- ARTICLE -
========================

Les femmes seules avec enfants sont nombreuses à venir récupérer, le 1er décembre, leurs repas pour la semaine au Resto du cœur de Plaisir, rue Paul Langevin. La plupart sont sans papiers et viennent des hôtels sociaux, comme le F1 aux Gâtines, le Première classe dans la Zac de Sainte-Apolline et l’Arpège à Jouars-Pontchartrain. Ce matin-là, en plus de leurs repas hebdomadaires, elles ont le droit à un complément de farine, de lessive et de produits pour le lave-vaisselle. Mais ce dernier ne leur est d’aucune utilité. Elles logent à l’hôtel social.

« On a beaucoup de demandeurs d’asile, plus qu’avant. Ce sont des jeunes la plupart du temps », observe Patricia Durritxague, responsable du Resto du cœur de Plaisir. Elle note également une augmentation du nombre de familles nombreuses et des travailleurs, qui n’arrivent pas à finir le mois. Au début de la campagne hivernale, déjà 206 familles sont inscrites au Resto du cœur de Plaisir et l’association distribue 2 600 repas par semaine. « Avant c’était moins. C’est ce qu’on faisait en fin de campagne d’hiver », constate-t-elle.

En effet, la crise sanitaire a fait rentrer plus de personnes dans la précarité. « On voit de nouveaux types de personnes, qui avant arrivaient à s’en sortir et là, ce n’est plus le cas, confirme François Paget, directeur départemental du Secours catholique dans les Yvelines. Dans nos accueils, on voit de nouvelles personnes, qui ont un travail, mais qui ont une perte de revenu, car ils sont au chômage partiel. » À cette situation, s’ajoutent les sans-papiers, qui sont de plus en plus nombreux à faire appel aux associations caritatives.

Selon le bilan de l’année 2019 du Secours catholique dans les Yvelines, avant la crise sanitaire, déjà 69 % des ménages rencontrés étaient de nationalité étrangère et sans papiers pour la plupart. « Ils sont dans une situation plus difficile qu’il y a cinq ans. Le nombre de sans-papiers a beaucoup augmenté dans nos accueils », atteste le directeur départemental.

========================

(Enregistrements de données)
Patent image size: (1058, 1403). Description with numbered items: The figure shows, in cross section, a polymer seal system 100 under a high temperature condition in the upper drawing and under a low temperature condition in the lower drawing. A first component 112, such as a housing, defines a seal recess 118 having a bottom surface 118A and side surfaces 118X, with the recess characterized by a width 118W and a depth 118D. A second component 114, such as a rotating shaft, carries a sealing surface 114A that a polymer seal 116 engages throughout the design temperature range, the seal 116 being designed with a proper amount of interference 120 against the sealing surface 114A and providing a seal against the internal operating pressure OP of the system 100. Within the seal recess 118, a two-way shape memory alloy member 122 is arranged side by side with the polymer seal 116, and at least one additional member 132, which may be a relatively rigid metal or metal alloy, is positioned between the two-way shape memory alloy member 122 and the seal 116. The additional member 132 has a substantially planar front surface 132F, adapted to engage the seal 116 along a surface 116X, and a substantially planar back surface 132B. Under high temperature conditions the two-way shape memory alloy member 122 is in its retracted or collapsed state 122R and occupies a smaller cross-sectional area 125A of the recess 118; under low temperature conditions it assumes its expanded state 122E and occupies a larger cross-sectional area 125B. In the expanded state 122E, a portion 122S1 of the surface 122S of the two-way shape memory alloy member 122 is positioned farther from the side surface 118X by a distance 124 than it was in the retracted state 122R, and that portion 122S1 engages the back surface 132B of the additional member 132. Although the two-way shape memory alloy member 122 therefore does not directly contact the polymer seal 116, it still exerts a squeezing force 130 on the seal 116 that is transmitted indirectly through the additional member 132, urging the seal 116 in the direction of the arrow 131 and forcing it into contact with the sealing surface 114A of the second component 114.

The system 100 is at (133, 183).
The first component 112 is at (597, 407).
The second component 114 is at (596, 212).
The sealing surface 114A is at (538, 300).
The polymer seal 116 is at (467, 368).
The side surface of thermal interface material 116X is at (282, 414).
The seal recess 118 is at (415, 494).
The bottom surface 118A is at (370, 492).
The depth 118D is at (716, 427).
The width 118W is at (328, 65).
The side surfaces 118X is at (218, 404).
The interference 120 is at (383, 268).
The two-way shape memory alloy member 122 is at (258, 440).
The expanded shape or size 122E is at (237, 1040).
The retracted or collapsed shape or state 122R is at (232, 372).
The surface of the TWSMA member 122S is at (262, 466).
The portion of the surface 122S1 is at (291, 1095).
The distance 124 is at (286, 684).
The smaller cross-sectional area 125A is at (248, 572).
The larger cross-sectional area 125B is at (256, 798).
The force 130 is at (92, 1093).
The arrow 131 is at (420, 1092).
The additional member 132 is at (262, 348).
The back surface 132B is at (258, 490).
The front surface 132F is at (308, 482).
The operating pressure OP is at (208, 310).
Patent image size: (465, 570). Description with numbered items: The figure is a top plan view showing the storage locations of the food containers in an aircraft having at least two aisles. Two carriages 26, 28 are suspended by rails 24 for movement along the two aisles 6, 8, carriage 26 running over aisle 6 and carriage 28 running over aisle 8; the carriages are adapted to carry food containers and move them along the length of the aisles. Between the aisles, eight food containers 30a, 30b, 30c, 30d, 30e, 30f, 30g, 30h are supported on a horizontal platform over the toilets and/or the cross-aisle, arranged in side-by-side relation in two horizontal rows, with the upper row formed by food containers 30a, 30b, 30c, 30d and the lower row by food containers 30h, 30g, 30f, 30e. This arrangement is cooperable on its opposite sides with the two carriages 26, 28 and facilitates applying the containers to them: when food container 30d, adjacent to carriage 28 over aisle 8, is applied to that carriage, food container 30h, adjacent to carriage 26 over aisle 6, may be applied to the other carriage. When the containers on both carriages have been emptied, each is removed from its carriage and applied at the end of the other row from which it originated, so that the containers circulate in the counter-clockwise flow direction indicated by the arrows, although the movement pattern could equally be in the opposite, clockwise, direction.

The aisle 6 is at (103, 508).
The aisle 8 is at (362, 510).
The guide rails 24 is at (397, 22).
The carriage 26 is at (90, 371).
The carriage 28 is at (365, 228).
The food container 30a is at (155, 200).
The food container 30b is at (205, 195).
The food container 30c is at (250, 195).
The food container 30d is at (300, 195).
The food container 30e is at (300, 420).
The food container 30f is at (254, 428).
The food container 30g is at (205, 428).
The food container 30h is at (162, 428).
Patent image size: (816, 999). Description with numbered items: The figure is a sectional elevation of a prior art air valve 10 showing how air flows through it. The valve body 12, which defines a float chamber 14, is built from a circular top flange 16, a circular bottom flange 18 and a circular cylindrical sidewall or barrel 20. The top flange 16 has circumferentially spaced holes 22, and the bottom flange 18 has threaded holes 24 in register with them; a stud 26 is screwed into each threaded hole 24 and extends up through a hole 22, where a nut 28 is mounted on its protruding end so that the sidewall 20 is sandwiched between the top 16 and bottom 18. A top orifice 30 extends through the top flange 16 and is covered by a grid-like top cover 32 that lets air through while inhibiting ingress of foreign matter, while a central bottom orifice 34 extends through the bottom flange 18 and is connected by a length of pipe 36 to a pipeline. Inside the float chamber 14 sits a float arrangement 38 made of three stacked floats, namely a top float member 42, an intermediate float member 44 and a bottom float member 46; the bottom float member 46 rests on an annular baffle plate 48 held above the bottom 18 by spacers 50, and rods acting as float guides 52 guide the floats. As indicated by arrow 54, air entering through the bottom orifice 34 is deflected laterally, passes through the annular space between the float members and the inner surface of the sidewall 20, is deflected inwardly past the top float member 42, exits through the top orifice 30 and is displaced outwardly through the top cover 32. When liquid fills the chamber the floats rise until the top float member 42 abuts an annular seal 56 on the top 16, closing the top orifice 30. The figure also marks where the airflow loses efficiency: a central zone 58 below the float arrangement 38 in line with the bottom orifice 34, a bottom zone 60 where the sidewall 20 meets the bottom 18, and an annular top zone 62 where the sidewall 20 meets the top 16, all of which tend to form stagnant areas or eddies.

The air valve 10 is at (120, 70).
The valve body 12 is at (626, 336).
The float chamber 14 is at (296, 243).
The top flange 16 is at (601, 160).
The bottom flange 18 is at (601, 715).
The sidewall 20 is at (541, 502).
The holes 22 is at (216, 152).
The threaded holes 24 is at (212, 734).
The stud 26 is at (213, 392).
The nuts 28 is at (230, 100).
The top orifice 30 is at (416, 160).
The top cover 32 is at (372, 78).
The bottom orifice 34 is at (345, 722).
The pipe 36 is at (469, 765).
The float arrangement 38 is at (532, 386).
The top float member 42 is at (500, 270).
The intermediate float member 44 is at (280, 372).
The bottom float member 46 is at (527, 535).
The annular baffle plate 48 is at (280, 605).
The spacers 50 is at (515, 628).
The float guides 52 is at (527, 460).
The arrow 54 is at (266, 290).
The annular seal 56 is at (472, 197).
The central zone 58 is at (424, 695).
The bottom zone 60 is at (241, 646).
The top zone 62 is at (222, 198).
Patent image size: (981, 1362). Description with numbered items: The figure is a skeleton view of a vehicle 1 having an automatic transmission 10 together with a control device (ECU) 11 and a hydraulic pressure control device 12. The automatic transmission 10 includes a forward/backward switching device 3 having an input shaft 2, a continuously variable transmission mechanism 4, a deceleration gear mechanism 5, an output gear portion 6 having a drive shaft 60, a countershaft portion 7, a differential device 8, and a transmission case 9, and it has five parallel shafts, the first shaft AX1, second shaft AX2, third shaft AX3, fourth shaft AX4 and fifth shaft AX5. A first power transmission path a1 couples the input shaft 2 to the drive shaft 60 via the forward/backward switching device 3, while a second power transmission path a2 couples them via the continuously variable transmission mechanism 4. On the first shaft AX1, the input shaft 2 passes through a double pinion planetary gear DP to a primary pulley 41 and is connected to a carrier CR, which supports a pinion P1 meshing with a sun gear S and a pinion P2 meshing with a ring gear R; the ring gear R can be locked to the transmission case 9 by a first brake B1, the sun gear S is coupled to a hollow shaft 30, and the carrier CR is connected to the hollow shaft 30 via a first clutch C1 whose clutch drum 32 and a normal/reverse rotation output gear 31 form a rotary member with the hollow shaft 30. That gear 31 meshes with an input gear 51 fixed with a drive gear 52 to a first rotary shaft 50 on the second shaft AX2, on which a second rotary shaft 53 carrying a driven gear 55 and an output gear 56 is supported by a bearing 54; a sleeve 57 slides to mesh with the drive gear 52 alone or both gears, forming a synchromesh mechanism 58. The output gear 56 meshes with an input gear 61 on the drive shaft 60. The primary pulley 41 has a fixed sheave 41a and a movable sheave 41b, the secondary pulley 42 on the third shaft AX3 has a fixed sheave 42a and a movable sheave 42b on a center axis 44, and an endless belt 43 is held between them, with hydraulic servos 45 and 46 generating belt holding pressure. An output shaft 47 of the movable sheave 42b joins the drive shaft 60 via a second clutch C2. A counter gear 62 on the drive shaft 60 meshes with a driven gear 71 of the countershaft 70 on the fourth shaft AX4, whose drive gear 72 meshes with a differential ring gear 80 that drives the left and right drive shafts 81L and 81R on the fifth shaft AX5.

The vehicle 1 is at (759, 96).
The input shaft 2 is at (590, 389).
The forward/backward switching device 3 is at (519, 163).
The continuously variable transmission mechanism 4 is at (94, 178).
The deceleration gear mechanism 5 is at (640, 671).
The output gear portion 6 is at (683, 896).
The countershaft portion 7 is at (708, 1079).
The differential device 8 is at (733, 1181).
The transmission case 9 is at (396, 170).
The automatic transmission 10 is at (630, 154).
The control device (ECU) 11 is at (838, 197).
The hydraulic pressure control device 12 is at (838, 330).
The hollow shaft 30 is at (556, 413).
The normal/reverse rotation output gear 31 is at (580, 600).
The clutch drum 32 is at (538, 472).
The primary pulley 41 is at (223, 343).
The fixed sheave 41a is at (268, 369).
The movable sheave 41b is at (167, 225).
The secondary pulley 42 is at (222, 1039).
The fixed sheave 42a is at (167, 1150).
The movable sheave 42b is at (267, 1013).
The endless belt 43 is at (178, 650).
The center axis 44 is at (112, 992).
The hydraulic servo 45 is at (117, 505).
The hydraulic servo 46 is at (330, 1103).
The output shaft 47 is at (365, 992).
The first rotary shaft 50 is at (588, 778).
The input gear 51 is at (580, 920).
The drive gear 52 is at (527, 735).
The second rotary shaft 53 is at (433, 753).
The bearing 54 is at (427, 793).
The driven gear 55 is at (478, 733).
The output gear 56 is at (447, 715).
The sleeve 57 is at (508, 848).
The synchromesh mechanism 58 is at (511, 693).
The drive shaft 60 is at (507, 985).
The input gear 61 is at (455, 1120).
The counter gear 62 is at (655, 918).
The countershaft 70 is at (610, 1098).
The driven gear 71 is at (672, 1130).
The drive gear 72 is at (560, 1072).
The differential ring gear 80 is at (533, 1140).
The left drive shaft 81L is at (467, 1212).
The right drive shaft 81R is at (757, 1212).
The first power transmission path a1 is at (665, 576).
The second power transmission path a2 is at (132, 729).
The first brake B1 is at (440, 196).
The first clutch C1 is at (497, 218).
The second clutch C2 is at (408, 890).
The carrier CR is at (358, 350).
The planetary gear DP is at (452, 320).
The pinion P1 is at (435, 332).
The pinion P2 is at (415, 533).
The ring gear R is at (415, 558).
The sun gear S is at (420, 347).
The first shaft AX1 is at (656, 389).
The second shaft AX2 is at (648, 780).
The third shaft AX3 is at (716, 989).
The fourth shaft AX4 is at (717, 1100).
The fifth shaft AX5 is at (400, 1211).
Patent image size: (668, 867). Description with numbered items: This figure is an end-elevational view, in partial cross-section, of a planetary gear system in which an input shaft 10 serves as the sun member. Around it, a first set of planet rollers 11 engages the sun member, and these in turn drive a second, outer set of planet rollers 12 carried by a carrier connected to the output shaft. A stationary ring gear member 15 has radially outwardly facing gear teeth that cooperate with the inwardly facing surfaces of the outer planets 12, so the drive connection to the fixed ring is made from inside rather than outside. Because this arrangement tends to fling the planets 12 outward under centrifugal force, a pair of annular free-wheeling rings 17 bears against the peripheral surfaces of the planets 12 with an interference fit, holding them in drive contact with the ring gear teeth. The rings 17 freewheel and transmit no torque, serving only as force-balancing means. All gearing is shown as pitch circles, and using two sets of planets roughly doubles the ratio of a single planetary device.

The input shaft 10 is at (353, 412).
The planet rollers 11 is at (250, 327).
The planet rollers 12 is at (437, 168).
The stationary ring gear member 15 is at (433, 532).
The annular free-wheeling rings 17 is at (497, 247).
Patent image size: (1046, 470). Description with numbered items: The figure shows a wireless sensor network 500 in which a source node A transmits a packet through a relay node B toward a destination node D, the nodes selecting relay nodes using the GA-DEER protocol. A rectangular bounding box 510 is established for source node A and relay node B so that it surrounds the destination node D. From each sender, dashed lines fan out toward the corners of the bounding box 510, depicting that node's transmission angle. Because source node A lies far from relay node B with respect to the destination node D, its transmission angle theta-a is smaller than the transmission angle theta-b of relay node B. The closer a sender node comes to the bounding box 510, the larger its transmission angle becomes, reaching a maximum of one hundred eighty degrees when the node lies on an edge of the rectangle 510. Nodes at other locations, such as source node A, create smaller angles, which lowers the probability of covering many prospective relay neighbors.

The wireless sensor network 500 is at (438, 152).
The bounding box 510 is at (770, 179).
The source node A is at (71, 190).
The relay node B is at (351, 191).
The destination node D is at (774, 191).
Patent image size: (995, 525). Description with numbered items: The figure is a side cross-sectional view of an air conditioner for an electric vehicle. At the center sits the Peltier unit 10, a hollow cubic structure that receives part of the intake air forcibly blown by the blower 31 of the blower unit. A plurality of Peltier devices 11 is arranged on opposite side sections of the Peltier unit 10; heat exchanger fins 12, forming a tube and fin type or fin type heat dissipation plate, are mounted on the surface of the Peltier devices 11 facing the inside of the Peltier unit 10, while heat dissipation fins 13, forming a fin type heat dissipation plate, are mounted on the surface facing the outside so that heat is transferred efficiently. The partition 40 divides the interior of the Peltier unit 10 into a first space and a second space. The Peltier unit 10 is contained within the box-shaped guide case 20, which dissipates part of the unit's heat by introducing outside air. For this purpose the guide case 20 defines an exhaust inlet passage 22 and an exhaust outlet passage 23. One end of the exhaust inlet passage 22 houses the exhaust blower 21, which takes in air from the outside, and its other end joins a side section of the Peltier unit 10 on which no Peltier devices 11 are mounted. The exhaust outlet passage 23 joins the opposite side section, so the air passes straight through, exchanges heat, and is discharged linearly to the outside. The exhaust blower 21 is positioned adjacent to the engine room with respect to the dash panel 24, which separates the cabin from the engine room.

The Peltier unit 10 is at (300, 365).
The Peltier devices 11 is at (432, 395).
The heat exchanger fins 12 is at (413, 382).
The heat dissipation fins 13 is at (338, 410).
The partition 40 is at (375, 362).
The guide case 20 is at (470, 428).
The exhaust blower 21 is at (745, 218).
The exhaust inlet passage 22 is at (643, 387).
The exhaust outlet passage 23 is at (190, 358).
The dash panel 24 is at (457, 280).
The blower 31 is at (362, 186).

========================

- PARTIES DE L’EXERCICE -
1. Réécrivez sous forme de liste le paragraphe de l’article qui commence par « On a beaucoup de demandeurs d’asile », en conservant ses faits principaux.
2. Prolongez l’article sur la précarité dans les Yvelines à partir de sa dernière phrase.

- RÉPONSES SUCCESSIVES -
1.
- Selon Patricia Durritxague, responsable du Resto du cœur de Plaisir, les demandeurs d’asile sont plus nombreux qu’avant, et ce sont surtout des jeunes.
- Elle note aussi une hausse du nombre de familles nombreuses et de travailleurs qui n’arrivent pas à finir le mois.
- Dès le début de la campagne hivernale, 206 familles sont inscrites et l’association distribue 2 600 repas par semaine.
- Auparavant, ces chiffres n’étaient atteints qu’en fin de campagne d’hiver.

2.
Mais pourquoi sont-ils plus nombreux ? L’État répondrait plus vite sur les dossiers en cours, affirme François Paget. « Avant, en 2014, plus de 50 % des étrangers qu’on accueillait, étaient en attente de statut. En 2019, ils sont 32 % », illustre-t-il. Et ils sont plus nombreux à devoir quitter le territoire. Selon le directeur du département du Secours catholique, en 2014, 12 % des personnes en attente de statut étaient déboutées dans les Yvelines. Ils sont 29 % en 2019.

Pourtant, la plupart décideraient de rester. Alors leur situation se dégrade. Sans papiers, ils ne peuvent pas travailler et avoir un logement stable, ce qui les entraîne de fait dans une situation précaire. « C’est difficile, car cette population ne peut pas s’insérer. Elle est empêchée par l’inaccessibilité du marché, explique François Paget. […] Et par l’empêchement de l’accès au statut, on les précarise en les plaçant dans des hébergements temporaires. » En 2020, la situation se serait aggravée, selon le directeur du département du Secours catholique : « On s’attend à voir de nouvelles familles. »

C’est déjà le cas au Resto du cœur. « Leur nombre s’est accru avec la crise sanitaire. On l’a déjà vu cet été », observe Patricia Durritxague. Ce matin-là justement, un père de famille, sa femme enceinte et leur fils de 4 ans viennent chercher leurs repas pour la semaine. Cela fait un mois qu’ils viennent. D’origine africaine, ils vivent tous les trois à l’hôtel F1 de Plaisir depuis environ deux mois. Ils viennent d’arriver en France, après avoir passé plusieurs années en Suède. La mère de famille doit accoucher dans quelques jours. « Il faudra bien qu’ils nous disent quand le bébé sera né, pour qu’on leur donne la dotation nouveau-né », lance Patricia Durritxague à la famille, qui ne parle pas français.

De toute la matinée, ce sera la seule famille nucléaire qu’on verra au Resto du cœur de Plaisir. Toutes les autres sont des femmes seules avec enfants ou des personnes isolées. On retrouve la même tendance du côté du Secours catholique. En 2019, dans les Yvelines, l’association accueillait 3 000 femmes seules avec enfants. « C’est énorme », relève François Paget. Cela représente 25 % des familles accueillies par l’association. Selon lui, cette situation résulterait du changement de la politique familiale en France, qui serait moins redistributive.

Dans la file d’attente pour récupérer ses repas de la semaine, Franck se retrouve dans cette situation. Il a perdu son emploi au premier confinement et vient au Resto du cœur de Plaisir depuis deux mois.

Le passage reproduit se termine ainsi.